#### LISTED ENTRIES
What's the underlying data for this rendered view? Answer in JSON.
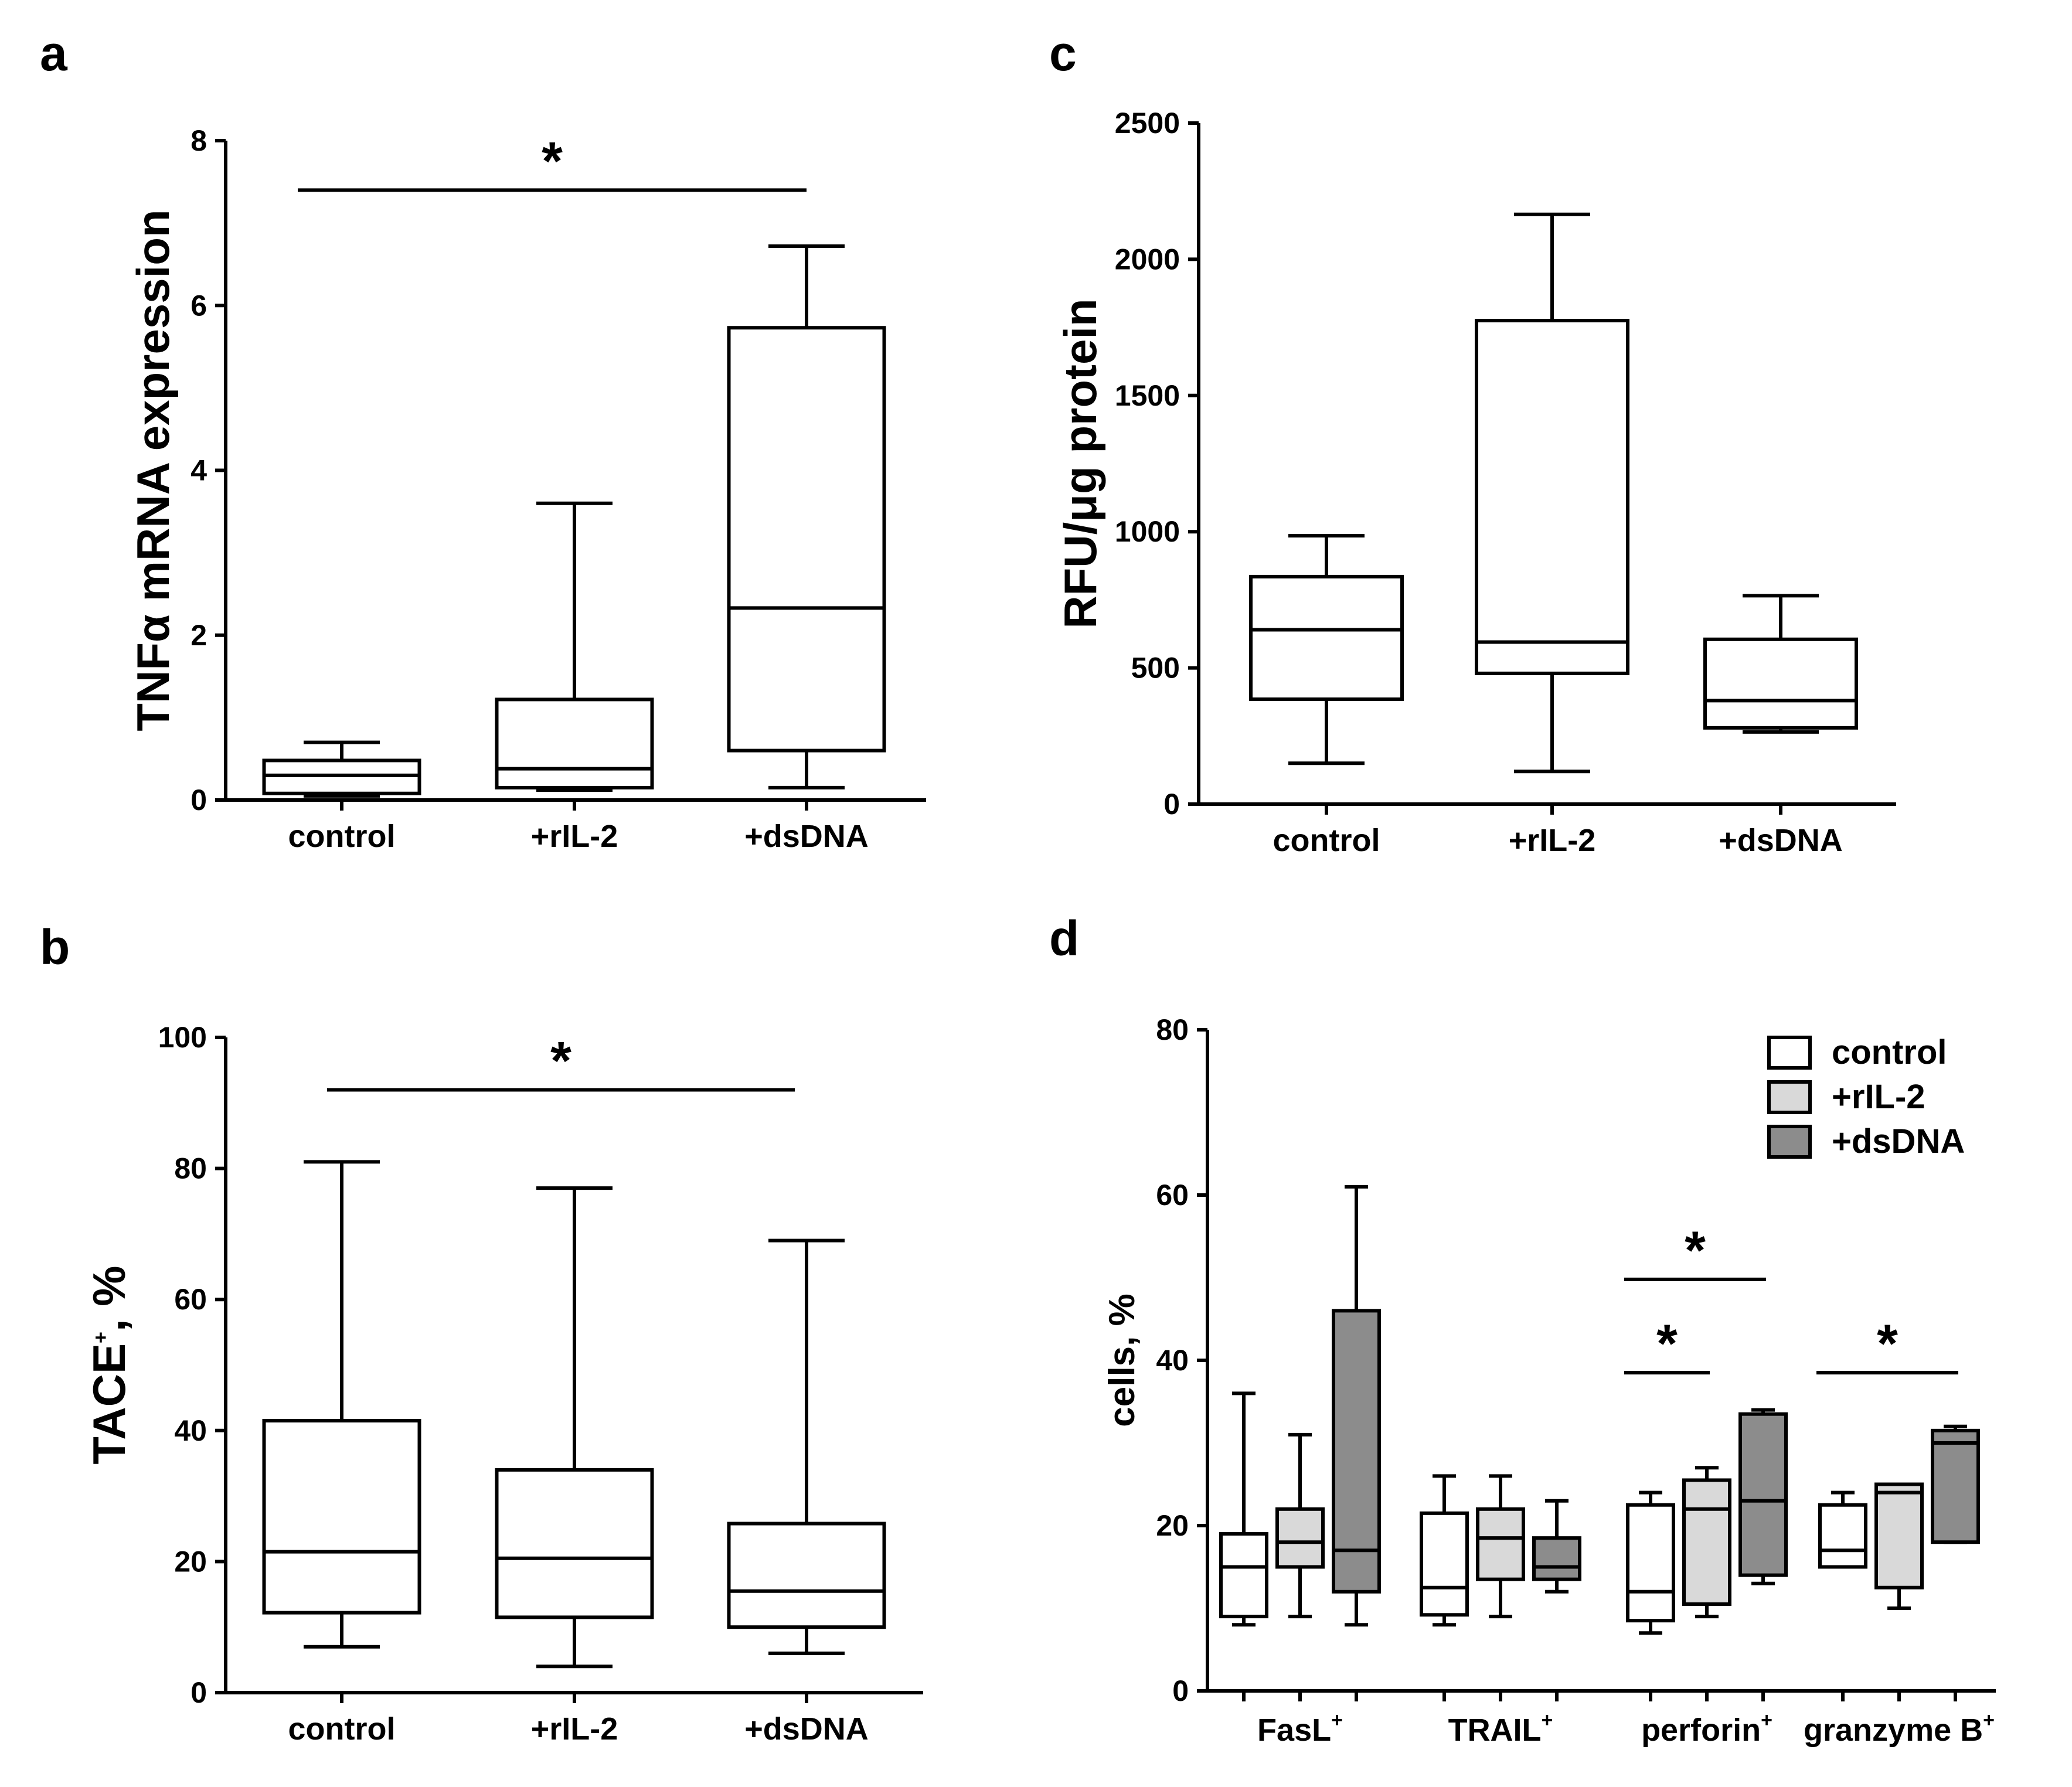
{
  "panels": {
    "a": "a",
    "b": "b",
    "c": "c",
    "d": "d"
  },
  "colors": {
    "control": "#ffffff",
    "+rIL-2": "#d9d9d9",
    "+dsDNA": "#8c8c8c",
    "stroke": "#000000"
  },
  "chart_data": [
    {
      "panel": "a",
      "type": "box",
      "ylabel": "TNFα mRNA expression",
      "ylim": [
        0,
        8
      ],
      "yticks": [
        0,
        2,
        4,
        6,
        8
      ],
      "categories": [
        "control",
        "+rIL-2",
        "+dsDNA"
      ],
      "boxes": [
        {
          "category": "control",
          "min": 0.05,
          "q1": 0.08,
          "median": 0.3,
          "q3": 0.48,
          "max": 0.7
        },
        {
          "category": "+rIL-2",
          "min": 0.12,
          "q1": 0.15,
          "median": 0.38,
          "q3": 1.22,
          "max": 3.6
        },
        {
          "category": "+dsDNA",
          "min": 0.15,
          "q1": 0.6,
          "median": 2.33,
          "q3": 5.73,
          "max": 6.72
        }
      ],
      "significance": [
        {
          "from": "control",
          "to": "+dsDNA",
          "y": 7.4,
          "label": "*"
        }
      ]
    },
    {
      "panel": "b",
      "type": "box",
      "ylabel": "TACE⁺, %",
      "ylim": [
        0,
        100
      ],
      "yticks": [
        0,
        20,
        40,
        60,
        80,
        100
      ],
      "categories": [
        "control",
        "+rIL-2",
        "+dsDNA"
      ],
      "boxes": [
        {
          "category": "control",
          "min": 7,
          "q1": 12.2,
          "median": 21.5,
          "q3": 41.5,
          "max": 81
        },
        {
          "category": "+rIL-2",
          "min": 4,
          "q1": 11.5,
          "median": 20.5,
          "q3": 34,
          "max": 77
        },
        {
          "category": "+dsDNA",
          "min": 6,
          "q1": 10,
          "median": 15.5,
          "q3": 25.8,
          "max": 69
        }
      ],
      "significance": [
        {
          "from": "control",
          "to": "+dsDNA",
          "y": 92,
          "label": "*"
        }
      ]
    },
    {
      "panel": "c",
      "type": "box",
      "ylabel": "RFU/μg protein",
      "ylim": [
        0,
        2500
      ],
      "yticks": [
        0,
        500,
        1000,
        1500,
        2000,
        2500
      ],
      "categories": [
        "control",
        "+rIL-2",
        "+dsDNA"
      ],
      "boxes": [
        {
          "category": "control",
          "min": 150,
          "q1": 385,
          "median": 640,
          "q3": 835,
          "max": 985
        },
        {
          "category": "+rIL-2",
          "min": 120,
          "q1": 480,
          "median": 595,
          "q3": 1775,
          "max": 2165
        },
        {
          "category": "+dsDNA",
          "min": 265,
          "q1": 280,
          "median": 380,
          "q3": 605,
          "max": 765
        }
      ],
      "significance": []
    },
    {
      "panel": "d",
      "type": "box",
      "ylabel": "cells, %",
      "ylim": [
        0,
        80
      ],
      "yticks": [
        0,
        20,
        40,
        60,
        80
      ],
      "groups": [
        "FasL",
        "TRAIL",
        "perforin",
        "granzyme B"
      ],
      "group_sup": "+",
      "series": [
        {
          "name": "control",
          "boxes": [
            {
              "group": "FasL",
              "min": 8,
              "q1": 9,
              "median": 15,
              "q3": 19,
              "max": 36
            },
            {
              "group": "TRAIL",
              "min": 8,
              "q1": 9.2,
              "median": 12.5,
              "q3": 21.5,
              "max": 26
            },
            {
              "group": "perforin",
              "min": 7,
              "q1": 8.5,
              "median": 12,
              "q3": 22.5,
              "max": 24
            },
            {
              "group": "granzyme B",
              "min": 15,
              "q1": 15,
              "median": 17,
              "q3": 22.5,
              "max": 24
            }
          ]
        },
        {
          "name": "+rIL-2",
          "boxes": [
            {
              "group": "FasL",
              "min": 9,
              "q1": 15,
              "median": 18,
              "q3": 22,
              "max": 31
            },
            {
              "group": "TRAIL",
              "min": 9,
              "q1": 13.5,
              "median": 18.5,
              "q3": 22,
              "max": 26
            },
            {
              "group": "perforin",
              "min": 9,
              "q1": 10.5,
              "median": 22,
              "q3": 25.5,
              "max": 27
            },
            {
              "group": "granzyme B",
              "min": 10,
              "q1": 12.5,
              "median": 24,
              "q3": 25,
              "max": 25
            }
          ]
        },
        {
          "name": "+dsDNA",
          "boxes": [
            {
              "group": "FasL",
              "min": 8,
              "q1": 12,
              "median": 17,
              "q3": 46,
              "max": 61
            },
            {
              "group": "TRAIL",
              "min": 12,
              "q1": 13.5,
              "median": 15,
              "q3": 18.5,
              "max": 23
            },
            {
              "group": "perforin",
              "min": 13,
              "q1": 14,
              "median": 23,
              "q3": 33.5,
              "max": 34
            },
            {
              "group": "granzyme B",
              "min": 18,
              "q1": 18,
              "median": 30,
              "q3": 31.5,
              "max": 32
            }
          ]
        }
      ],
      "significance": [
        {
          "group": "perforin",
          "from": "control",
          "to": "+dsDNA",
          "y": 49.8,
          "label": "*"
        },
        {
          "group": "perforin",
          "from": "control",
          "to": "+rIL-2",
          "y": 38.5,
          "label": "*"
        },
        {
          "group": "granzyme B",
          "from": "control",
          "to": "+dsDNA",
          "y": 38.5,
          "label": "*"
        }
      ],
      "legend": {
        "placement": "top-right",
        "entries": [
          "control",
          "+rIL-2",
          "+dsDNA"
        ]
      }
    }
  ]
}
########
### PROBLEM DETAILS:
The result should be an exact copy of every entry above, with no pictures included.

### ANSWER FOR THE TASK:
What's the underlying data for this rendered view? Answer in JSON.
{
  "panels": {
    "a": "a",
    "b": "b",
    "c": "c",
    "d": "d"
  },
  "colors": {
    "control": "#ffffff",
    "+rIL-2": "#d9d9d9",
    "+dsDNA": "#8c8c8c",
    "stroke": "#000000"
  },
  "chart_data": [
    {
      "panel": "a",
      "type": "box",
      "ylabel": "TNFα mRNA expression",
      "ylim": [
        0,
        8
      ],
      "yticks": [
        0,
        2,
        4,
        6,
        8
      ],
      "categories": [
        "control",
        "+rIL-2",
        "+dsDNA"
      ],
      "boxes": [
        {
          "category": "control",
          "min": 0.05,
          "q1": 0.08,
          "median": 0.3,
          "q3": 0.48,
          "max": 0.7
        },
        {
          "category": "+rIL-2",
          "min": 0.12,
          "q1": 0.15,
          "median": 0.38,
          "q3": 1.22,
          "max": 3.6
        },
        {
          "category": "+dsDNA",
          "min": 0.15,
          "q1": 0.6,
          "median": 2.33,
          "q3": 5.73,
          "max": 6.72
        }
      ],
      "significance": [
        {
          "from": "control",
          "to": "+dsDNA",
          "y": 7.4,
          "label": "*"
        }
      ]
    },
    {
      "panel": "b",
      "type": "box",
      "ylabel": "TACE⁺, %",
      "ylim": [
        0,
        100
      ],
      "yticks": [
        0,
        20,
        40,
        60,
        80,
        100
      ],
      "categories": [
        "control",
        "+rIL-2",
        "+dsDNA"
      ],
      "boxes": [
        {
          "category": "control",
          "min": 7,
          "q1": 12.2,
          "median": 21.5,
          "q3": 41.5,
          "max": 81
        },
        {
          "category": "+rIL-2",
          "min": 4,
          "q1": 11.5,
          "median": 20.5,
          "q3": 34,
          "max": 77
        },
        {
          "category": "+dsDNA",
          "min": 6,
          "q1": 10,
          "median": 15.5,
          "q3": 25.8,
          "max": 69
        }
      ],
      "significance": [
        {
          "from": "control",
          "to": "+dsDNA",
          "y": 92,
          "label": "*"
        }
      ]
    },
    {
      "panel": "c",
      "type": "box",
      "ylabel": "RFU/μg protein",
      "ylim": [
        0,
        2500
      ],
      "yticks": [
        0,
        500,
        1000,
        1500,
        2000,
        2500
      ],
      "categories": [
        "control",
        "+rIL-2",
        "+dsDNA"
      ],
      "boxes": [
        {
          "category": "control",
          "min": 150,
          "q1": 385,
          "median": 640,
          "q3": 835,
          "max": 985
        },
        {
          "category": "+rIL-2",
          "min": 120,
          "q1": 480,
          "median": 595,
          "q3": 1775,
          "max": 2165
        },
        {
          "category": "+dsDNA",
          "min": 265,
          "q1": 280,
          "median": 380,
          "q3": 605,
          "max": 765
        }
      ],
      "significance": []
    },
    {
      "panel": "d",
      "type": "box",
      "ylabel": "cells, %",
      "ylim": [
        0,
        80
      ],
      "yticks": [
        0,
        20,
        40,
        60,
        80
      ],
      "groups": [
        "FasL",
        "TRAIL",
        "perforin",
        "granzyme B"
      ],
      "group_sup": "+",
      "series": [
        {
          "name": "control",
          "boxes": [
            {
              "group": "FasL",
              "min": 8,
              "q1": 9,
              "median": 15,
              "q3": 19,
              "max": 36
            },
            {
              "group": "TRAIL",
              "min": 8,
              "q1": 9.2,
              "median": 12.5,
              "q3": 21.5,
              "max": 26
            },
            {
              "group": "perforin",
              "min": 7,
              "q1": 8.5,
              "median": 12,
              "q3": 22.5,
              "max": 24
            },
            {
              "group": "granzyme B",
              "min": 15,
              "q1": 15,
              "median": 17,
              "q3": 22.5,
              "max": 24
            }
          ]
        },
        {
          "name": "+rIL-2",
          "boxes": [
            {
              "group": "FasL",
              "min": 9,
              "q1": 15,
              "median": 18,
              "q3": 22,
              "max": 31
            },
            {
              "group": "TRAIL",
              "min": 9,
              "q1": 13.5,
              "median": 18.5,
              "q3": 22,
              "max": 26
            },
            {
              "group": "perforin",
              "min": 9,
              "q1": 10.5,
              "median": 22,
              "q3": 25.5,
              "max": 27
            },
            {
              "group": "granzyme B",
              "min": 10,
              "q1": 12.5,
              "median": 24,
              "q3": 25,
              "max": 25
            }
          ]
        },
        {
          "name": "+dsDNA",
          "boxes": [
            {
              "group": "FasL",
              "min": 8,
              "q1": 12,
              "median": 17,
              "q3": 46,
              "max": 61
            },
            {
              "group": "TRAIL",
              "min": 12,
              "q1": 13.5,
              "median": 15,
              "q3": 18.5,
              "max": 23
            },
            {
              "group": "perforin",
              "min": 13,
              "q1": 14,
              "median": 23,
              "q3": 33.5,
              "max": 34
            },
            {
              "group": "granzyme B",
              "min": 18,
              "q1": 18,
              "median": 30,
              "q3": 31.5,
              "max": 32
            }
          ]
        }
      ],
      "significance": [
        {
          "group": "perforin",
          "from": "control",
          "to": "+dsDNA",
          "y": 49.8,
          "label": "*"
        },
        {
          "group": "perforin",
          "from": "control",
          "to": "+rIL-2",
          "y": 38.5,
          "label": "*"
        },
        {
          "group": "granzyme B",
          "from": "control",
          "to": "+dsDNA",
          "y": 38.5,
          "label": "*"
        }
      ],
      "legend": {
        "placement": "top-right",
        "entries": [
          "control",
          "+rIL-2",
          "+dsDNA"
        ]
      }
    }
  ]
}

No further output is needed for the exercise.